### [DESCRIPTION OF THE TASK]
Rewrite the lines from the first one through the one containing "decorative-nut-bottom (729, 380, 739, 390)", putting "screenshot" in place of "image" and keeping everything else the same.

### [DATASET RECORDS]
## begin
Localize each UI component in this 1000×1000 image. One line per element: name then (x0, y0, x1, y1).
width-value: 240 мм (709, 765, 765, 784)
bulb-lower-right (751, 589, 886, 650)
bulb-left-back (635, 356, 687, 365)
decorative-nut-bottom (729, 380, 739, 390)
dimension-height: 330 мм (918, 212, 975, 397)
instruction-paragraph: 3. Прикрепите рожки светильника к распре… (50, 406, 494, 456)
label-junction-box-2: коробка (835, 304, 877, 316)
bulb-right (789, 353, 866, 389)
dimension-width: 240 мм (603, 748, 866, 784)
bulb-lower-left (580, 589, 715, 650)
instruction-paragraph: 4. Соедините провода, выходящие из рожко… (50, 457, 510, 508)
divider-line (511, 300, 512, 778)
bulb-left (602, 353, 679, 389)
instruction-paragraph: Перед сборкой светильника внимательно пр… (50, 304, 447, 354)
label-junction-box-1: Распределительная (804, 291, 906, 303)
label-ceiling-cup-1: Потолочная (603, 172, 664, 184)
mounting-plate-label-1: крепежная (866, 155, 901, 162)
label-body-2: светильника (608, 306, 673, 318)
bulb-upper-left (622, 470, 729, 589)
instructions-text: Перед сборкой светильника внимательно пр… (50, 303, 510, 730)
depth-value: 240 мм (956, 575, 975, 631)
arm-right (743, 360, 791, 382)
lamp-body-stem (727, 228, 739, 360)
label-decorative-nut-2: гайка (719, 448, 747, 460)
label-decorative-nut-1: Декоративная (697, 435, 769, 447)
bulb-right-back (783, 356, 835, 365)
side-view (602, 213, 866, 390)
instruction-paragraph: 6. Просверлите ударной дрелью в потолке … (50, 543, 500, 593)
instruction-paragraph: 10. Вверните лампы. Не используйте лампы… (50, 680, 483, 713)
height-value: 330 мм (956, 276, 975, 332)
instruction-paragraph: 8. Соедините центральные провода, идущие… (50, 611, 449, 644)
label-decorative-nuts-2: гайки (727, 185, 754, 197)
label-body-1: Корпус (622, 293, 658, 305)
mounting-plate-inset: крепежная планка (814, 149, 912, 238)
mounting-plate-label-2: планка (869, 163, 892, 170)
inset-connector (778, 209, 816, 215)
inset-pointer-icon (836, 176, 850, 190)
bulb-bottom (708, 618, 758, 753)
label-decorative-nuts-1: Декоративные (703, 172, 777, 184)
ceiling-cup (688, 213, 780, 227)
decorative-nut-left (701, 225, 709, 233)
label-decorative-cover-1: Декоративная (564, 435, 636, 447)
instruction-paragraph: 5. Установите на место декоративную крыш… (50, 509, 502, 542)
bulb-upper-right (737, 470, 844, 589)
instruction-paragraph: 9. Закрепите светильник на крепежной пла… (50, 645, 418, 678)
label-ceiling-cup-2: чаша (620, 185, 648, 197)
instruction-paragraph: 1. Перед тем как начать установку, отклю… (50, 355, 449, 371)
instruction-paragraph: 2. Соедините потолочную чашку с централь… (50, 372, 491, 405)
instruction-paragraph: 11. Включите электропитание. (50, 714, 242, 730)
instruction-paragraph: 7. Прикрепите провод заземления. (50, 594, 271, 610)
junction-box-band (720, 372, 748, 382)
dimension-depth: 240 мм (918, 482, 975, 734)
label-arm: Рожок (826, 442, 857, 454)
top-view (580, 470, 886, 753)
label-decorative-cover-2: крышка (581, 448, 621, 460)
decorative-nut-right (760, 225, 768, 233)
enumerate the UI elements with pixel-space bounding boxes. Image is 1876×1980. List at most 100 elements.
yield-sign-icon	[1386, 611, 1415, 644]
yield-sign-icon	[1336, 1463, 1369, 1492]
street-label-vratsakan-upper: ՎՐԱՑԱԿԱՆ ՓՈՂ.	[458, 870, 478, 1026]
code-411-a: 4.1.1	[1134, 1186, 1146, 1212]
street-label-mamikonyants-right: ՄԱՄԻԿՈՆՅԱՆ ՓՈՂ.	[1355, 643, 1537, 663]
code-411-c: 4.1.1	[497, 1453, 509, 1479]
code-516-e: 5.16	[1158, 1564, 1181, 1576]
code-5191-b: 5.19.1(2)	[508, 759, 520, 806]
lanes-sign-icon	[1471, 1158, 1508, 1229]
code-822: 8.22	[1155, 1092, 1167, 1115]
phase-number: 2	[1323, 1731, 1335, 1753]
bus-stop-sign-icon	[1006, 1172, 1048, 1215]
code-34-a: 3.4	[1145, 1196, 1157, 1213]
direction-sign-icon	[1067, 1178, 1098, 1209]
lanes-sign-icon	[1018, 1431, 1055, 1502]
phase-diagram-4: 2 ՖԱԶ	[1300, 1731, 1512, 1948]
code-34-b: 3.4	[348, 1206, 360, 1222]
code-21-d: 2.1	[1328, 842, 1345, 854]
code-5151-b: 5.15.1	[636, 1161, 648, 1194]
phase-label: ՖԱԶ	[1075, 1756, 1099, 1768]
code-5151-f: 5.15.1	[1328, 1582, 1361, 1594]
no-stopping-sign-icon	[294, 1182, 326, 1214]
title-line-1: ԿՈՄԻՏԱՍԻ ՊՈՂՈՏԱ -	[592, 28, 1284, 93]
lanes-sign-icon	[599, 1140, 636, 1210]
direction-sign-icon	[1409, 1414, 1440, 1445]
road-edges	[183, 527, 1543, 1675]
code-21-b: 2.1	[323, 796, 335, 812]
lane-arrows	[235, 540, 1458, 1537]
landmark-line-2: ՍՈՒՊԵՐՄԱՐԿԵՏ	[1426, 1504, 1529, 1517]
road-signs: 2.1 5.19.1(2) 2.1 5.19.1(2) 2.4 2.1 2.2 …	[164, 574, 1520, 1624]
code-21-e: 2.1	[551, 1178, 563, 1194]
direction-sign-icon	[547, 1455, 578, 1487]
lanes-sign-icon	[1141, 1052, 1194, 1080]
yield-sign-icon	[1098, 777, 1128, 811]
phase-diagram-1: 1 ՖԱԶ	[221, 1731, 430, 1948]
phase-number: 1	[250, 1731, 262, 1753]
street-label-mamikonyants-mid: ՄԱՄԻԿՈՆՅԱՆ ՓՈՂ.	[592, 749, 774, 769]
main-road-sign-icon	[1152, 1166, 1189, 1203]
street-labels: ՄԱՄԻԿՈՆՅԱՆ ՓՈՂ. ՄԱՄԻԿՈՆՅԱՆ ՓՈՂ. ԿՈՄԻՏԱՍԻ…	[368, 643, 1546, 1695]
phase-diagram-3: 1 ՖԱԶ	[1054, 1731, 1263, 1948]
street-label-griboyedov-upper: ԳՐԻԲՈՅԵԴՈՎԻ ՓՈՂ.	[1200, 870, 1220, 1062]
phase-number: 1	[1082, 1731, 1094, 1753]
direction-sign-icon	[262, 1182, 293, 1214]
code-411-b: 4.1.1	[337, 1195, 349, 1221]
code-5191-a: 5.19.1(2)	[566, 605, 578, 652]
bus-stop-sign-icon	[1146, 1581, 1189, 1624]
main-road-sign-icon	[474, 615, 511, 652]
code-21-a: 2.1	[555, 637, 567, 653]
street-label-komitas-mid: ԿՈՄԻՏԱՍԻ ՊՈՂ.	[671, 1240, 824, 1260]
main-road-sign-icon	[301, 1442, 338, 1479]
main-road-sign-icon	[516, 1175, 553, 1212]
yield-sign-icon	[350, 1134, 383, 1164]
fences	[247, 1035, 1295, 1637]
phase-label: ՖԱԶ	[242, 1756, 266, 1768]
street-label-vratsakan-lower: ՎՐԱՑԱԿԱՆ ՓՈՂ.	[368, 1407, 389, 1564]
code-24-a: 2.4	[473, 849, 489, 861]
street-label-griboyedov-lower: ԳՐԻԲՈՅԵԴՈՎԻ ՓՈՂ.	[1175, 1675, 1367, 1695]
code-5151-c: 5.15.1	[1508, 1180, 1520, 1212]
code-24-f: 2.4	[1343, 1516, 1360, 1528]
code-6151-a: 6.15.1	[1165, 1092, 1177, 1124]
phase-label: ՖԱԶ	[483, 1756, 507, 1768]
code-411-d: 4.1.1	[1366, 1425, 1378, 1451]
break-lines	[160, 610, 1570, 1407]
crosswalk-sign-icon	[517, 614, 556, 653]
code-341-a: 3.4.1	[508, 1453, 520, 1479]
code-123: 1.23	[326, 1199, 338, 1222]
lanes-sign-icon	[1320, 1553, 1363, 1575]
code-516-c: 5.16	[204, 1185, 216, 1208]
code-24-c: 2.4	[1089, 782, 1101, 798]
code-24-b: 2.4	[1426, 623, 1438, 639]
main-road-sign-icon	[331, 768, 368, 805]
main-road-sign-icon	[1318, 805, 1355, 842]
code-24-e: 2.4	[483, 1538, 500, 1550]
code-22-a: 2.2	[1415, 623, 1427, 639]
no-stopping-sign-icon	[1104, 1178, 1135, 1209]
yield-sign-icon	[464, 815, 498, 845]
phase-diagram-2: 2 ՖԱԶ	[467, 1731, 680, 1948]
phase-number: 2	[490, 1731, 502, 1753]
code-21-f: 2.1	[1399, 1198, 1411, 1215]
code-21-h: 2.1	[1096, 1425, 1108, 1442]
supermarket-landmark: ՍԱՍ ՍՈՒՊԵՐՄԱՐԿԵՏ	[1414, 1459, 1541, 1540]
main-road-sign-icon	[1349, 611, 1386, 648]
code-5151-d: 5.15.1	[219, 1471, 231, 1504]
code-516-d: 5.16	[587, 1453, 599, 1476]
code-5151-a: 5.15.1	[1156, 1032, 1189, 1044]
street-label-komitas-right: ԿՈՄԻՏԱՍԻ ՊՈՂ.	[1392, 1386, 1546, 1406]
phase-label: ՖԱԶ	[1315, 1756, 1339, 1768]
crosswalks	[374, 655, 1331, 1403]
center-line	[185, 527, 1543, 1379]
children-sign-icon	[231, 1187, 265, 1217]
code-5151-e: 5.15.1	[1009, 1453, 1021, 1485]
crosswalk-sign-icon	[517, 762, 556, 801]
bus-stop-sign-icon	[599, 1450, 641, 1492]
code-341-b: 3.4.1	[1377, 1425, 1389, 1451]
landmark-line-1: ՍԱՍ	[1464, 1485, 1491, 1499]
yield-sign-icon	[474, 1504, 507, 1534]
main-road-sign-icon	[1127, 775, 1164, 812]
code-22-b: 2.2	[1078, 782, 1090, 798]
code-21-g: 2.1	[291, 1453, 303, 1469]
## end
### [SOLUTION TO THIS PROBLEM]
Localize each UI component in this 1000×1000 screenshot. One line per element: name then (x0, y0, x1, y1).
width-value: 240 мм (709, 765, 765, 784)
bulb-lower-right (751, 589, 886, 650)
bulb-left-back (635, 356, 687, 365)
decorative-nut-bottom (729, 380, 739, 390)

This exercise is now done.